WHAT IS EXPECTED ::
Read the data and repeat all of it exactly.

ENTRIES PROVIDED ::
┄┄┄┄┄┄┄┄┄┄
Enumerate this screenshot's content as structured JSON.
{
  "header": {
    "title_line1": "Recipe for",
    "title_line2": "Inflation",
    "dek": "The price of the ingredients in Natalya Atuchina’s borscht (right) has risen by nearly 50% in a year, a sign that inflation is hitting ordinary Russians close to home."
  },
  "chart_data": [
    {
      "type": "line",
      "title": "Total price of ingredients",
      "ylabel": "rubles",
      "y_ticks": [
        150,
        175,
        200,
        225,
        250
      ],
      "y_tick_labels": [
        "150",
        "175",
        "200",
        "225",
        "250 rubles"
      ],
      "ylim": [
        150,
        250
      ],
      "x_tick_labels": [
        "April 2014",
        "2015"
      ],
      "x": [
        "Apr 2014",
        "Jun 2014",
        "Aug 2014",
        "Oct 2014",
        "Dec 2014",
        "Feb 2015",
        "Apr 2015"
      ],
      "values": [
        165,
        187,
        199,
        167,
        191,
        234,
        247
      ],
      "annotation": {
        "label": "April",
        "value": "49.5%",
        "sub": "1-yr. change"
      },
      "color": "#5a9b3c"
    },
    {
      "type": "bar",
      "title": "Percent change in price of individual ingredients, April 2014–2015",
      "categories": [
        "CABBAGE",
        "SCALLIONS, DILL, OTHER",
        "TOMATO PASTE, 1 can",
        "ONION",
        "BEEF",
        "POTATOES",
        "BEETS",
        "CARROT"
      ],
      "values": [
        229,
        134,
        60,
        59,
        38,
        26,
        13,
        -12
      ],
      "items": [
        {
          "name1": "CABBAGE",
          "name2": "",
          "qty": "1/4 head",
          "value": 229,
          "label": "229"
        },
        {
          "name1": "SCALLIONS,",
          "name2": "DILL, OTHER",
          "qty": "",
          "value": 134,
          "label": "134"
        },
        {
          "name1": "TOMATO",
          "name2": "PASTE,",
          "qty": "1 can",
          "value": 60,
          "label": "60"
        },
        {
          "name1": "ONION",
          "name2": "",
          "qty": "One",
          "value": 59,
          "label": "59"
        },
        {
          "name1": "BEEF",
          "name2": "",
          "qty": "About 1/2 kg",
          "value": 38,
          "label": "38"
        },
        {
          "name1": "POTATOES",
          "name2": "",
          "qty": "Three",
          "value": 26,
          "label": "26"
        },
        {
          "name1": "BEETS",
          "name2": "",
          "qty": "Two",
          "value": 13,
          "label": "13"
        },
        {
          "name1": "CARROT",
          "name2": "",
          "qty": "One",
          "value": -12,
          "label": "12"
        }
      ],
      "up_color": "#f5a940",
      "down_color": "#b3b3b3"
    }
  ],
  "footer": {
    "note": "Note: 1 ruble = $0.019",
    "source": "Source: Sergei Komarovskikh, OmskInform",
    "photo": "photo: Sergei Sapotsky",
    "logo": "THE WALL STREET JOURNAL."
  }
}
┄┄┄┄┄┄┄┄┄┄
FINISHED EXERCISE ::
Enumerate this screenshot's content as structured JSON.
{
  "header": {
    "title_line1": "Recipe for",
    "title_line2": "Inflation",
    "dek": "The price of the ingredients in Natalya Atuchina’s borscht (right) has risen by nearly 50% in a year, a sign that inflation is hitting ordinary Russians close to home."
  },
  "chart_data": [
    {
      "type": "line",
      "title": "Total price of ingredients",
      "ylabel": "rubles",
      "y_ticks": [
        150,
        175,
        200,
        225,
        250
      ],
      "y_tick_labels": [
        "150",
        "175",
        "200",
        "225",
        "250 rubles"
      ],
      "ylim": [
        150,
        250
      ],
      "x_tick_labels": [
        "April 2014",
        "2015"
      ],
      "x": [
        "Apr 2014",
        "Jun 2014",
        "Aug 2014",
        "Oct 2014",
        "Dec 2014",
        "Feb 2015",
        "Apr 2015"
      ],
      "values": [
        165,
        187,
        199,
        167,
        191,
        234,
        247
      ],
      "annotation": {
        "label": "April",
        "value": "49.5%",
        "sub": "1-yr. change"
      },
      "color": "#5a9b3c"
    },
    {
      "type": "bar",
      "title": "Percent change in price of individual ingredients, April 2014–2015",
      "categories": [
        "CABBAGE",
        "SCALLIONS, DILL, OTHER",
        "TOMATO PASTE, 1 can",
        "ONION",
        "BEEF",
        "POTATOES",
        "BEETS",
        "CARROT"
      ],
      "values": [
        229,
        134,
        60,
        59,
        38,
        26,
        13,
        -12
      ],
      "items": [
        {
          "name1": "CABBAGE",
          "name2": "",
          "qty": "1/4 head",
          "value": 229,
          "label": "229"
        },
        {
          "name1": "SCALLIONS,",
          "name2": "DILL, OTHER",
          "qty": "",
          "value": 134,
          "label": "134"
        },
        {
          "name1": "TOMATO",
          "name2": "PASTE,",
          "qty": "1 can",
          "value": 60,
          "label": "60"
        },
        {
          "name1": "ONION",
          "name2": "",
          "qty": "One",
          "value": 59,
          "label": "59"
        },
        {
          "name1": "BEEF",
          "name2": "",
          "qty": "About 1/2 kg",
          "value": 38,
          "label": "38"
        },
        {
          "name1": "POTATOES",
          "name2": "",
          "qty": "Three",
          "value": 26,
          "label": "26"
        },
        {
          "name1": "BEETS",
          "name2": "",
          "qty": "Two",
          "value": 13,
          "label": "13"
        },
        {
          "name1": "CARROT",
          "name2": "",
          "qty": "One",
          "value": -12,
          "label": "12"
        }
      ],
      "up_color": "#f5a940",
      "down_color": "#b3b3b3"
    }
  ],
  "footer": {
    "note": "Note: 1 ruble = $0.019",
    "source": "Source: Sergei Komarovskikh, OmskInform",
    "photo": "photo: Sergei Sapotsky",
    "logo": "THE WALL STREET JOURNAL."
  }
}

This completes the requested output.